*Short task 1*. Retype the rows word for word, from their first line through the line containing "overlay-title: La Casa", with both of those lines included.

*Document excerpt*.
+---+
Unemployed Workers Union v. Hackett

Decision Date20 October 1971
Docket NumberCiv. A. No. 4713.
Citation332 F. Supp. 1372
PartiesUNEMPLOYED WORKERS UNION et al. v. Mary C. HACKETT, Individually and as Director of the Rhode Island Department of Employment Security.
CourtU.S. District Court — District of Rhode Island

COPYRIGHT MATERIAL OMITTED

Cary J. Coen, and John M. Roney, of R. I. Legal Services, Inc., Providence, R. I., for plaintiffs.

Charles H. McLaughlin, Providence, R. I., for defendant.

OPINION

PETTINE, Chief Judge.

Plaintiffs, members of the Unemployed Workers Union (hereinafter sometimes referred to as U.W.U.), quietly and individually approached persons waiting either in line or seated in a Rhode Island Department of Employment Security (hereinafter sometimes referred to as D.E.S.) office with conversation and fliers about the purpose of their organization and its next meeting date. They did not obstruct traffic or interfere with the conduct of the Department's business. Within three minutes of their entry into the building, the local manager of the D.E.S. office, accompanied by a policeman, told plaintiffs that fliers were not permitted to be distributed in the building and asked them to leave. Plaintiffs left the building and have now come to this Court for assistance in enforcement of their First Amendment rights.
+---+
*Records for this exercise*.
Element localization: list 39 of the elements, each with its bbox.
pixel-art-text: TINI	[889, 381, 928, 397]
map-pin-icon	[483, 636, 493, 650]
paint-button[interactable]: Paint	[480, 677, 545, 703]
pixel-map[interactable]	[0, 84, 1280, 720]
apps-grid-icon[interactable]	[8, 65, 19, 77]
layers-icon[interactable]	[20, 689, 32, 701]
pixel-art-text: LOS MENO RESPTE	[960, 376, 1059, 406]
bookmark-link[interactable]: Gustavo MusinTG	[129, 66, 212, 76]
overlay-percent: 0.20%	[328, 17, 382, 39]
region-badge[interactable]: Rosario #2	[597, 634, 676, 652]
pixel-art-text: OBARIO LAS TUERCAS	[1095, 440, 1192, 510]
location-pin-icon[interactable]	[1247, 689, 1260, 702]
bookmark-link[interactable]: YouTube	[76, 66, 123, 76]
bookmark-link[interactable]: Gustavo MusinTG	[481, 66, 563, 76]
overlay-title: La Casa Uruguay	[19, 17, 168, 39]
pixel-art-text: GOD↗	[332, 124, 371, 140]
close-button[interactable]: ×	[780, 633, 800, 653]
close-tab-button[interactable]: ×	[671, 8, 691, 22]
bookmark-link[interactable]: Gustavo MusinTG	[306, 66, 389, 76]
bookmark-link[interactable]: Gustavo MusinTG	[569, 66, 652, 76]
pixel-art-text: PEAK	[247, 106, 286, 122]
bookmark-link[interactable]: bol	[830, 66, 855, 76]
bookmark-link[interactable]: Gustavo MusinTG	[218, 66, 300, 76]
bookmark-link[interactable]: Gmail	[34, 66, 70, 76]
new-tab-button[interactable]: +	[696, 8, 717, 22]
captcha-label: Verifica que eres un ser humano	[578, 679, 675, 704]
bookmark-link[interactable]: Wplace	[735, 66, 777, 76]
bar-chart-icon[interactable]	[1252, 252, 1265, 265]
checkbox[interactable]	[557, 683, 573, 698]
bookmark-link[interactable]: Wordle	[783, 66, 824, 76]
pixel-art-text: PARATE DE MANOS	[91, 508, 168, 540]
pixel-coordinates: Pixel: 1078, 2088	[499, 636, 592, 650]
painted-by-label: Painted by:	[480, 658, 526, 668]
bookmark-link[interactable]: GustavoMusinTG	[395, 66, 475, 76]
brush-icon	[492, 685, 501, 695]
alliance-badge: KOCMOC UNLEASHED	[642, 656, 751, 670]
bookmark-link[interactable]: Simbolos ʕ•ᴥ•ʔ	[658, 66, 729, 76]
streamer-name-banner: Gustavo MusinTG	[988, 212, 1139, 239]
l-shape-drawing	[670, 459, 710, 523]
+---+
*Short task 2*. Pick up the court opinion on the union members handing out fliers in the employment office and keep writing from the point where it stops.

*Task result 1*.
Element localization: list 39 of the elements, each with its bbox.
pixel-art-text: TINI	[889, 381, 928, 397]
map-pin-icon	[483, 636, 493, 650]
paint-button[interactable]: Paint	[480, 677, 545, 703]
pixel-map[interactable]	[0, 84, 1280, 720]
apps-grid-icon[interactable]	[8, 65, 19, 77]
layers-icon[interactable]	[20, 689, 32, 701]
pixel-art-text: LOS MENO RESPTE	[960, 376, 1059, 406]
bookmark-link[interactable]: Gustavo MusinTG	[129, 66, 212, 76]
overlay-percent: 0.20%	[328, 17, 382, 39]
region-badge[interactable]: Rosario #2	[597, 634, 676, 652]
pixel-art-text: OBARIO LAS TUERCAS	[1095, 440, 1192, 510]
location-pin-icon[interactable]	[1247, 689, 1260, 702]
bookmark-link[interactable]: YouTube	[76, 66, 123, 76]
bookmark-link[interactable]: Gustavo MusinTG	[481, 66, 563, 76]
overlay-title: La Casa Uruguay	[19, 17, 168, 39]

*Task result 2*.
The Unemployed Workers Union, an unincorporated association, and certain named plaintiffs, on behalf of themselves and as representatives of the class of members of the U.W.U. seek injunctive and declaratory relief as authorized by 42 U.S.C. § 1983 and 28 U.S.C. §§ 2201, 2202. Jurisdiction of this Court is based on 28 U.S.C. §§ 1343(3) and 1343(4).

The plaintiffs attack the policy of the named defendant, individually and as Director of the Rhode Island Department of Employment Security, of prohibiting them from speaking with and distributing literature or printed material to unemployed workers in the Rhode Island Department of Employment Security Office at Mason and West Exchange Streets, Providence.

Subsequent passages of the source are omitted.